An artist-crafts a studio on family land in the South Puget Sound
written by Melissa Dalton.
ANNA HOOVER CHUCKLED when asked what prompted her to build an artist’s cabin several years ago. “The building was inspired by the need for a home for this beautiful printing press that I was given by my parents,” Hoover said
The bright orange press was sizeable, which Hoover estimates weighs around 800 pounds. It was designed by Glen Alps, a printmaker and professor at the University of Washington, and he only made a limited number of them. “I studied printmaking in college and then I got this beautiful printing press, so I really felt like I needed a studio to put it in,” Hoover said. “So that’s where it all began.”
As the daughter of John Hoover, a Native Northwest painter and sculptor of Aleut descent who died in 2011, Hoover is no stranger to artistic pursuits. Her studio sits on a small patch of land on the family’s 3-acre parcel in the South Puget Sound-area, where the younger Hoover was born and raised. Her mom’s house and her father’s former workshop are just down a short, wooded path. “It’s a special place to my family,” Hoover said. Tucked back from the road and surrounded by towering cedar, hemlock, and fir trees, the studio’s site imparts a feeling of stillness, stemming from the view of the water’s glassy surface in the distance. “I have a lot of fond memories of that area and that body of water,” Hoover said.
For the studio’s design, she tapped Olson Kundig Architects, the celebrated Seattle firm that has a reputation for distinctly modern wilderness cabin designs throughout the Pacific Northwest. “I like how [their work] can be stark and modern, but it can also fit very snug and nice in its setting,” Hoover said. She paired up with architect Les Eerkes, who now runs his firm Eerkes Architects but was employed at Olson Kundig at the time. “Anna loved this location,” Eerkes said. “And part of loving some place when you put a building on it is asking how you can enhance it.” He and contractor Schuchart/Dow endeavored to do that, all while staying within Hoover’s tight construction budget.

* [JOBS]:
• a. According to the studio article, who designed the printing press Hoover was given?
• b. Does each statement agree with the studio article? (i) Hoover puts the weight of the press at about 800 pounds. (ii) The studio stands on a 10-acre family parcel. (iii) Les Eerkes worked at Olson Kundig when he paired up with Hoover.
Answer using only the studio article above.

* [DATASET SECTION]:
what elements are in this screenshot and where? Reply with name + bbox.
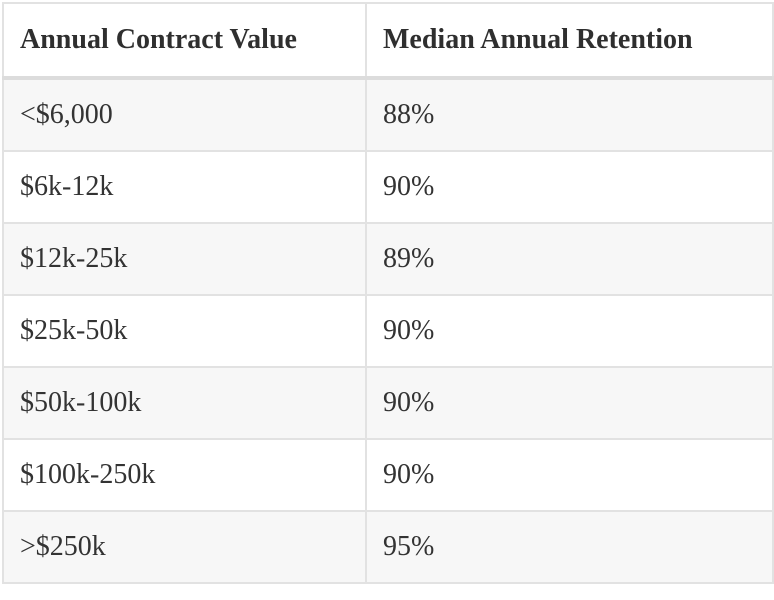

* [WRITTEN ANSWERS]:
• a. Glen Alps, a printmaker and professor at the University of Washington.

• b.
(i) Yes: "which Hoover estimates weighs around 800 pounds"
(ii) No: "on the family’s 3-acre parcel"
(iii) Yes: "was employed at Olson Kundig at the time"